**WHAT THE TASK ASKS:** Gather the lines from the material that contain "running".
━━━━━━━━━━━━━━━━━━━━━━━━━━━━━━
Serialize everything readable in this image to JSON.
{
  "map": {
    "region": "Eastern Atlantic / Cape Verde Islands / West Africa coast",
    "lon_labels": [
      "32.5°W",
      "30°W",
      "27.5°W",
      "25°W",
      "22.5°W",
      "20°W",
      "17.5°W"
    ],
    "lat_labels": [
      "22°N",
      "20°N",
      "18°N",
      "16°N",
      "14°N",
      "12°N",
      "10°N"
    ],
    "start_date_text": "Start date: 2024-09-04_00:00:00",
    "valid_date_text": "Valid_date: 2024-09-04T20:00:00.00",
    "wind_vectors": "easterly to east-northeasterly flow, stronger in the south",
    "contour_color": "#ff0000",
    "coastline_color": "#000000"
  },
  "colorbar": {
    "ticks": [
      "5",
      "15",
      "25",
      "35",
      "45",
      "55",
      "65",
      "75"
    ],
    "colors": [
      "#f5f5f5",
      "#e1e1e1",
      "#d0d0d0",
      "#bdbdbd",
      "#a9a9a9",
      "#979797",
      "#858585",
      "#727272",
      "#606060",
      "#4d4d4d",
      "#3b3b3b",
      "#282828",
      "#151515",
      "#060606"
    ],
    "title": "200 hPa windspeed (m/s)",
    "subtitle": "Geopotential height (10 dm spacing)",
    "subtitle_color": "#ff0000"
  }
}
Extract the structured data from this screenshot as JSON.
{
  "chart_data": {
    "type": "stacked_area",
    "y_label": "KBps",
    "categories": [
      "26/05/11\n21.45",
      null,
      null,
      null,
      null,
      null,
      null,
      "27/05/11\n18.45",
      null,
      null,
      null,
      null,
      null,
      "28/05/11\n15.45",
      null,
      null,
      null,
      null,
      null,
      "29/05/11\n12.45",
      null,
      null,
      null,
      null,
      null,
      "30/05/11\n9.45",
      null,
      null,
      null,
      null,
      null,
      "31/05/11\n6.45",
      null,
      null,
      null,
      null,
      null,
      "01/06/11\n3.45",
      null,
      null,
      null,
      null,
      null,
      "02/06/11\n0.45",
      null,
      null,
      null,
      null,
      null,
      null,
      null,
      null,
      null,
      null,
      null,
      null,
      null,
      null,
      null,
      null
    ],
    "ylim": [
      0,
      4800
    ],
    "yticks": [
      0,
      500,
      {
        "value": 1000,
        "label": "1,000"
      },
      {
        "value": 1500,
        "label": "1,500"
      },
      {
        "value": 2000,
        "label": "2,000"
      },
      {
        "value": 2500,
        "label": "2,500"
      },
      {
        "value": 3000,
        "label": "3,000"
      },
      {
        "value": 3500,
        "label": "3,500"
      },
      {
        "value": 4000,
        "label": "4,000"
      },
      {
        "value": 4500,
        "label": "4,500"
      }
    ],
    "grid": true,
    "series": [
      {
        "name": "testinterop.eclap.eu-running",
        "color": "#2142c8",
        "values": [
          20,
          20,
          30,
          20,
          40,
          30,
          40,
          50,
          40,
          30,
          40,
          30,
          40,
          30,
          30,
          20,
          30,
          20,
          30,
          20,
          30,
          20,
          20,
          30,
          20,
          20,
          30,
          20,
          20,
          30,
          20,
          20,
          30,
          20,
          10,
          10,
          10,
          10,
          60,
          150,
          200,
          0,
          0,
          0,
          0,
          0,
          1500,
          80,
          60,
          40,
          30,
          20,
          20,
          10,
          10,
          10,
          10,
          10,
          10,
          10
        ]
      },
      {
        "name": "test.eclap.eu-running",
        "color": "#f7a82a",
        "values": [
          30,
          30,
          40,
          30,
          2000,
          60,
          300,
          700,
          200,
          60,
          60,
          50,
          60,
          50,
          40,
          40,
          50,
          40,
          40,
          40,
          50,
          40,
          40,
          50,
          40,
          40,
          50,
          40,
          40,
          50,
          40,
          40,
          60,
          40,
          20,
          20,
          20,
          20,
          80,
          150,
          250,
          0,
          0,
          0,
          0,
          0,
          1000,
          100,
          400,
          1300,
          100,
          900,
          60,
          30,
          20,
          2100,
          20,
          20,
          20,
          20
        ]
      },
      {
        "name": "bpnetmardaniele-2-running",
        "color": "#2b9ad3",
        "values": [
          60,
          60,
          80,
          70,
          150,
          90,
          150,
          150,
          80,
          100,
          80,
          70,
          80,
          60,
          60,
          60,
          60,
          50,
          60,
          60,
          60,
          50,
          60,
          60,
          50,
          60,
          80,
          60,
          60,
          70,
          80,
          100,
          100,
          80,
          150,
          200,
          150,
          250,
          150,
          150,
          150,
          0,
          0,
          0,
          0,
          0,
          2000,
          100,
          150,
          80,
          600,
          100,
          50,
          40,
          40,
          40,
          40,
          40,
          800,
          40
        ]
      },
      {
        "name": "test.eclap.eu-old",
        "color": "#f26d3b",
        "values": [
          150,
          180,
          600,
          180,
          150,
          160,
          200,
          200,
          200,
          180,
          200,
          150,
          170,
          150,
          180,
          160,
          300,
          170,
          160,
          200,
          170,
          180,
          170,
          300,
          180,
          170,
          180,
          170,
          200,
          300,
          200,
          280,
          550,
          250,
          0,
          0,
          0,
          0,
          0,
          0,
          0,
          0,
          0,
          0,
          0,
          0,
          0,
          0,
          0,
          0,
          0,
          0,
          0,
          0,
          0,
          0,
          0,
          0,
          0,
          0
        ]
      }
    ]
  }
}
━━━━━━━━━━━━━━━━━━━━━━━━━━━━━━
**THE ANSWER:**
        "name": "testinterop.eclap.eu-running",
        "name": "test.eclap.eu-running",
        "name": "bpnetmardaniele-2-running",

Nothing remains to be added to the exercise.